◆ RECORDS SUPPLIED

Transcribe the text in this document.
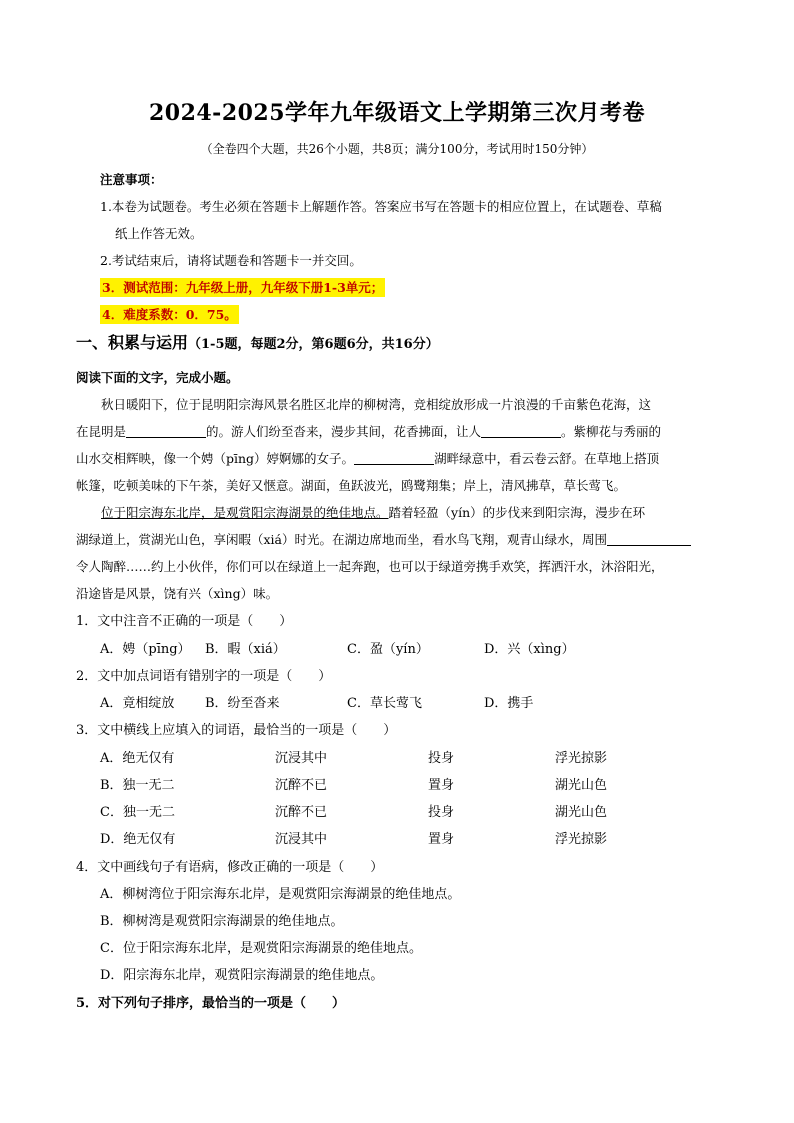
2024-2025学年九年级语文上学期第三次月考卷
（全卷四个大题，共26个小题，共8页；满分100分，考试用时150分钟）
注意事项：
1.本卷为试题卷。考生必须在答题卡上解题作答。答案应书写在答题卡的相应位置上，在试题卷、草稿
纸上作答无效。
2.考试结束后，请将试题卷和答题卡一并交回。
3．测试范围：九年级上册，九年级下册1-3单元；
4．难度系数：0．75。
一、积累与运用（1-5题，每题2分，第6题6分，共16分）
阅读下面的文字，完成小题。
秋日暖阳下，位于昆明阳宗海风景名胜区北岸的柳树湾，竞相绽放形成一片浪漫的千亩紫色花海，这
在昆明是	的。游人们纷至沓来，漫步其间，花香拂面，让人	。紫柳花与秀丽的
山水交相辉映，像一个娉（pīng）婷婀娜的女子。	湖畔绿意中，看云卷云舒。在草地上搭顶
帐篷，吃顿美味的下午茶，美好又惬意。湖面，鱼跃波光，鸥鹭翔集；岸上，清风拂草，草长莺飞。
位于阳宗海东北岸，是观赏阳宗海湖景的绝佳地点。踏着轻盈（yín）的步伐来到阳宗海，漫步在环
湖绿道上，赏湖光山色，享闲暇（xiá）时光。在湖边席地而坐，看水鸟飞翔，观青山绿水，周围
令人陶醉……约上小伙伴，你们可以在绿道上一起奔跑，也可以于绿道旁携手欢笑，挥洒汗水，沐浴阳光，
沿途皆是风景，饶有兴（xìng）味。
1．文中注音不正确的一项是（　　）
A．娉（pīng） B．暇（xiá）	C．盈（yín）	D．兴（xìng）
2．文中加点词语有错别字的一项是（　　）
A．竟相绽放 B．纷至沓来	C．草长莺飞	D．携手
3．文中横线上应填入的词语，最恰当的一项是（　　）
A．绝无仅有	沉浸其中	投身	浮光掠影
B．独一无二	沉醉不已	置身	湖光山色
C．独一无二	沉醉不已	投身	湖光山色
D．绝无仅有	沉浸其中	置身	浮光掠影
4．文中画线句子有语病，修改正确的一项是（　　）
A．柳树湾位于阳宗海东北岸，是观赏阳宗海湖景的绝佳地点。
B．柳树湾是观赏阳宗海湖景的绝佳地点。
C．位于阳宗海东北岸，是观赏阳宗海湖景的绝佳地点。
D．阳宗海东北岸，观赏阳宗海湖景的绝佳地点。
5．对下列句子排序，最恰当的一项是（　　）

◆ WHAT THE TASK REQUIRES
Copy every line of the listing containing the string "沉醉不已".

◆ EXERCISE RESPONSE
B．独一无二	沉醉不已	置身	湖光山色
C．独一无二	沉醉不已	投身	湖光山色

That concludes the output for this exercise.